__Exercise__
Using the records below, please work out how many lines contain "connecting"; answer with the number alone.

[START Data records]

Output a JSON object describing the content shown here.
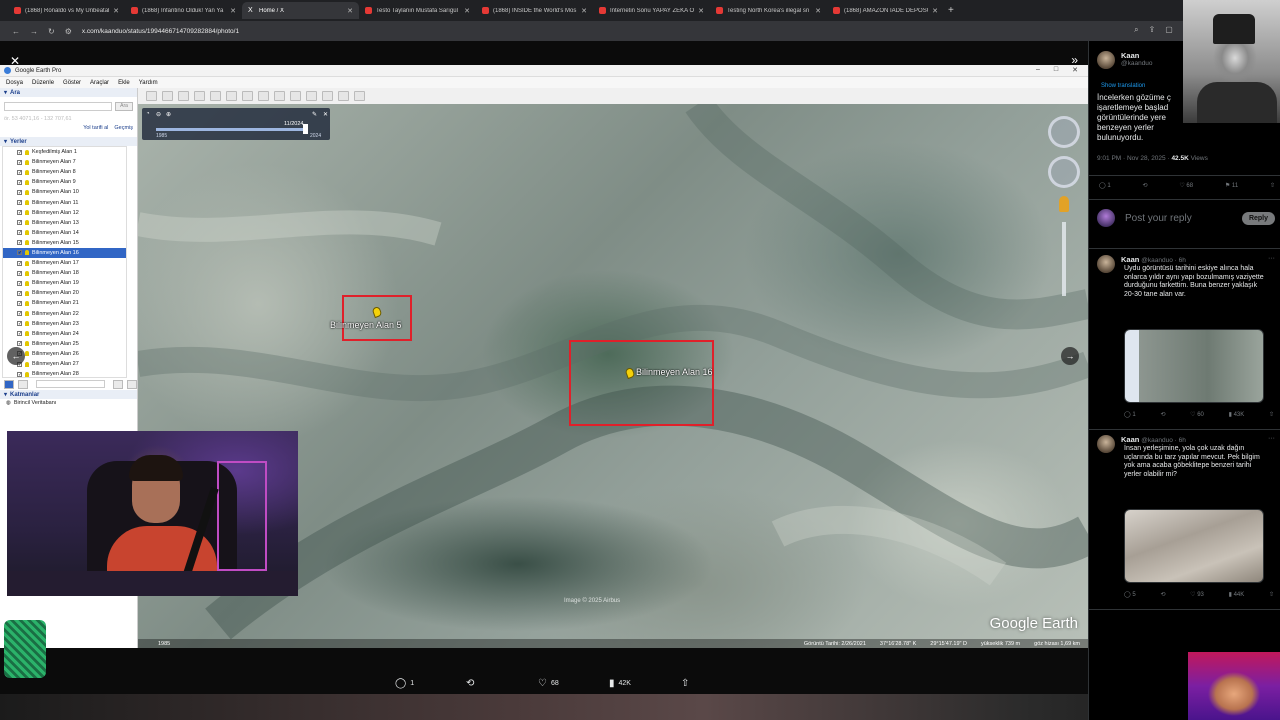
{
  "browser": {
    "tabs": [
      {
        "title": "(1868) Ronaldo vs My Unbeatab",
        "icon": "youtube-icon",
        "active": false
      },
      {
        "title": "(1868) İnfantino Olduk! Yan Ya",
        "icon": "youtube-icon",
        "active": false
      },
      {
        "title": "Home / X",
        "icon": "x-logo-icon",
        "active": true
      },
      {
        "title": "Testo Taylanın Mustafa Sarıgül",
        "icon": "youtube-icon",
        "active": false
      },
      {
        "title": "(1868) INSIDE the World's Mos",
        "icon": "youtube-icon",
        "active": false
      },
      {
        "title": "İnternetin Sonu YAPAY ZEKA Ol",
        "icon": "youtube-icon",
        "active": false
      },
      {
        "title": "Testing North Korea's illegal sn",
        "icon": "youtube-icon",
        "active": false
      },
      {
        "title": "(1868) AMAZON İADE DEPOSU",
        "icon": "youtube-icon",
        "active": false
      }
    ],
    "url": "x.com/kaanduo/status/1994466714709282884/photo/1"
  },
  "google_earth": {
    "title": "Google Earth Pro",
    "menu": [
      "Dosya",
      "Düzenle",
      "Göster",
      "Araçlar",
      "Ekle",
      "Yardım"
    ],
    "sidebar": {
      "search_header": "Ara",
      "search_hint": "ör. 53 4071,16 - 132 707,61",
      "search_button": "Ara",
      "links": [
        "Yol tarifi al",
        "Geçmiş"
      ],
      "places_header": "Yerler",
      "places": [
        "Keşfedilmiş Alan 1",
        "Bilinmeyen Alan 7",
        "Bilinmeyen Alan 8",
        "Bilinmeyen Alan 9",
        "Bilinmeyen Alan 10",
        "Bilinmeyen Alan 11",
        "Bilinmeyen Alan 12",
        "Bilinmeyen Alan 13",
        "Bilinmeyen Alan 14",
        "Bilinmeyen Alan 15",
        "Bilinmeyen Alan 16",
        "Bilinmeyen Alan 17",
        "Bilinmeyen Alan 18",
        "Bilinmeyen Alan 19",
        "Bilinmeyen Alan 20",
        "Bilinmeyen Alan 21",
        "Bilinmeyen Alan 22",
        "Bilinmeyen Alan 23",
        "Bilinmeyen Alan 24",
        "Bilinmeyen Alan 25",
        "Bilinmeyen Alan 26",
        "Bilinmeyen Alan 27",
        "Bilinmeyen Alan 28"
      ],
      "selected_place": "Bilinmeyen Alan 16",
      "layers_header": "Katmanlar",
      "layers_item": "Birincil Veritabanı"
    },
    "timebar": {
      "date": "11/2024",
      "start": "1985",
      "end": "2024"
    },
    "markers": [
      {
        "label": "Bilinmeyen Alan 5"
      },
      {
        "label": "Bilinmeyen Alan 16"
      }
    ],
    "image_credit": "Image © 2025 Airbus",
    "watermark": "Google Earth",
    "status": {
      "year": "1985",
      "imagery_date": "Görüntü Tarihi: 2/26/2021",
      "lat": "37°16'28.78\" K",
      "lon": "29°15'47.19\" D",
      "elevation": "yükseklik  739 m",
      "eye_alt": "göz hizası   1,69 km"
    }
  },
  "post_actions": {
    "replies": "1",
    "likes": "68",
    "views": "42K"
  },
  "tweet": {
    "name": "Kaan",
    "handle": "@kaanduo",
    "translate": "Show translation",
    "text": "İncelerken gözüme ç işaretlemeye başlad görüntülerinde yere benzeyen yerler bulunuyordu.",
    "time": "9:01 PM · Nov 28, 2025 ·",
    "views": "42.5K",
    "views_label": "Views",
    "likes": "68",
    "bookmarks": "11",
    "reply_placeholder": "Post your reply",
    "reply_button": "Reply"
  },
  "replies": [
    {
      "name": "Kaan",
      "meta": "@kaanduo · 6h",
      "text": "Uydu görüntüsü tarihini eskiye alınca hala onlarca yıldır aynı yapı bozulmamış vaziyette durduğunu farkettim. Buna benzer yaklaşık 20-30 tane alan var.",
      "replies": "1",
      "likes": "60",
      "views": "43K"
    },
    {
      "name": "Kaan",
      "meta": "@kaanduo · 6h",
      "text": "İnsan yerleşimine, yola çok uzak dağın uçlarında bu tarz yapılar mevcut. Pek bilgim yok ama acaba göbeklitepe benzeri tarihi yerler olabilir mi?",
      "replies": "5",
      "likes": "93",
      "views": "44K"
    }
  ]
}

[END Data records]
[START Data records]

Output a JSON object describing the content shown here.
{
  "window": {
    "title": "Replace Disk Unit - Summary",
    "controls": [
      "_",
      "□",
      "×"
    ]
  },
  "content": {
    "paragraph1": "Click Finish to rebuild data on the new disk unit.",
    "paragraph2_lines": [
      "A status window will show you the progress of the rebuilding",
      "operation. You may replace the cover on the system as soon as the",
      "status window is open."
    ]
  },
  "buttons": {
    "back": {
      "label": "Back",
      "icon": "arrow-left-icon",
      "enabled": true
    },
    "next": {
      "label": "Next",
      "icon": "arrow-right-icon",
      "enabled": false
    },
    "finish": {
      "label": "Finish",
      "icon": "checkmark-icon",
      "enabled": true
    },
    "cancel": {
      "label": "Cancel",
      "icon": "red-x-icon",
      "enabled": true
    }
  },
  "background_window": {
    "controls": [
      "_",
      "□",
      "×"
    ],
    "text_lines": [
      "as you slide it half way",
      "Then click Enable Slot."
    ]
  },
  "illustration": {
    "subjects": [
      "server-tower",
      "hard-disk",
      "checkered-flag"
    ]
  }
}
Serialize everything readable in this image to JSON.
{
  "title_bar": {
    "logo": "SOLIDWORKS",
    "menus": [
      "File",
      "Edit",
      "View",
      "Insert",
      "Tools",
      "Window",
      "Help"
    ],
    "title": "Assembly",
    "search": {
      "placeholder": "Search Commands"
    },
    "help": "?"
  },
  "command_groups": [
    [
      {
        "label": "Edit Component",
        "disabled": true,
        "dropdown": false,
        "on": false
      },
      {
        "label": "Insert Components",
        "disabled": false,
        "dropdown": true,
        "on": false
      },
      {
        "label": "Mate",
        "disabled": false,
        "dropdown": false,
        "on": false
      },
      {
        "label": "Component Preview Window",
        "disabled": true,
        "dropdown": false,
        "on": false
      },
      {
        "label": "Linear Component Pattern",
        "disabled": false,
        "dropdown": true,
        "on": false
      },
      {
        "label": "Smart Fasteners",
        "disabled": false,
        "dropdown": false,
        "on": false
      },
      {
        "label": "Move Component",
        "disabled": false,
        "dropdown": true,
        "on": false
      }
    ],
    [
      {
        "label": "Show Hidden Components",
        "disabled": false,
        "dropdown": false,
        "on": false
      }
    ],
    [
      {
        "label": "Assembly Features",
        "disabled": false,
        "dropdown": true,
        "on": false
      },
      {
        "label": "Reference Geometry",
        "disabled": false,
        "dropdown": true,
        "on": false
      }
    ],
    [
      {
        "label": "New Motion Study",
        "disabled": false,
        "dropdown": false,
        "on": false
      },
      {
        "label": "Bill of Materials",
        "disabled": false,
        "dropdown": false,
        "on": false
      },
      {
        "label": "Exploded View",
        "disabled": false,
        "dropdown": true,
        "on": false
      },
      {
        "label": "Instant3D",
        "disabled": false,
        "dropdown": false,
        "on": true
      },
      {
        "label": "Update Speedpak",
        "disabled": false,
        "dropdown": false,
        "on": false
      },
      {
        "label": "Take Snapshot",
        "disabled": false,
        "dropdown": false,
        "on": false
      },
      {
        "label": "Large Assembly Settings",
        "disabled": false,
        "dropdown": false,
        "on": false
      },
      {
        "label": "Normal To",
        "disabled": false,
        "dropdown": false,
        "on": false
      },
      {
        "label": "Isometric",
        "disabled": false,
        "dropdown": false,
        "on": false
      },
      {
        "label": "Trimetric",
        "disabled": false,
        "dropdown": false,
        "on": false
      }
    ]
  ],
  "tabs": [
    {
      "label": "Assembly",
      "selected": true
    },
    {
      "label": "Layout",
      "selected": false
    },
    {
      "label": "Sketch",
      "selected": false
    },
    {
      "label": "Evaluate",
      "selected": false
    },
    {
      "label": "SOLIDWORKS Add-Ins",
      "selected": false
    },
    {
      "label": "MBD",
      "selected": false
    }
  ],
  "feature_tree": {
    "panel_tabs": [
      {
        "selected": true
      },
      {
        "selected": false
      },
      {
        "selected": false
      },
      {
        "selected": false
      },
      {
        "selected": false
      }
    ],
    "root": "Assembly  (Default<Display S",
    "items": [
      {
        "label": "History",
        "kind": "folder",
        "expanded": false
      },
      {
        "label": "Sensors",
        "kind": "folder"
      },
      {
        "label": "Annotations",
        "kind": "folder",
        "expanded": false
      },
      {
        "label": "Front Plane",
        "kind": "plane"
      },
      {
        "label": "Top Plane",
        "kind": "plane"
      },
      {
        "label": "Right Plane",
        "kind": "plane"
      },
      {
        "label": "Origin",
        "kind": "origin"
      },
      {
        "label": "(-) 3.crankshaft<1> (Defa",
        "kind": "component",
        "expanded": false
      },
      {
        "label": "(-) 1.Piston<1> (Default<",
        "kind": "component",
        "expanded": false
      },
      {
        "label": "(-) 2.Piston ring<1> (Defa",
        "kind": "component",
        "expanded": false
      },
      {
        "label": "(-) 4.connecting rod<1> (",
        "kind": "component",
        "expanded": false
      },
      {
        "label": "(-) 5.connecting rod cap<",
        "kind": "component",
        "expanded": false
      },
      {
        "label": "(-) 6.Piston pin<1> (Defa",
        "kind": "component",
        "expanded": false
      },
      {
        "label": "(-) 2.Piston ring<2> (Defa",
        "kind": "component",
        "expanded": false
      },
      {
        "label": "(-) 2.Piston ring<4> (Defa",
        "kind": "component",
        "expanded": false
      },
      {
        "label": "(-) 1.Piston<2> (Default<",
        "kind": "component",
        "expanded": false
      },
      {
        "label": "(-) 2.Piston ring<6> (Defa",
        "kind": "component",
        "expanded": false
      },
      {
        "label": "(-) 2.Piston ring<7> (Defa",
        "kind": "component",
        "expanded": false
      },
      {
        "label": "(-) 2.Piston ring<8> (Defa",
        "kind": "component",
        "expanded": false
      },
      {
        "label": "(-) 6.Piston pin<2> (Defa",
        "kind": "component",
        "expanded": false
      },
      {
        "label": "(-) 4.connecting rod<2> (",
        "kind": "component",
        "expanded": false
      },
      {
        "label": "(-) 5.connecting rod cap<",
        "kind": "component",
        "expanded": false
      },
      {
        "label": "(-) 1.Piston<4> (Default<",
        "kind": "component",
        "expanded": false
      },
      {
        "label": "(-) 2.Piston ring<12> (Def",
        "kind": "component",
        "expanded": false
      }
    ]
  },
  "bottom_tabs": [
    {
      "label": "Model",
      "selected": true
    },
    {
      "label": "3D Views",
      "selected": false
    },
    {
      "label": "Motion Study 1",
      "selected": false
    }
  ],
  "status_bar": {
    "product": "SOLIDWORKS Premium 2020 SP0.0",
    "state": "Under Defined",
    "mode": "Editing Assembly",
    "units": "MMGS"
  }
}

[END Data records]

__Correct response__
4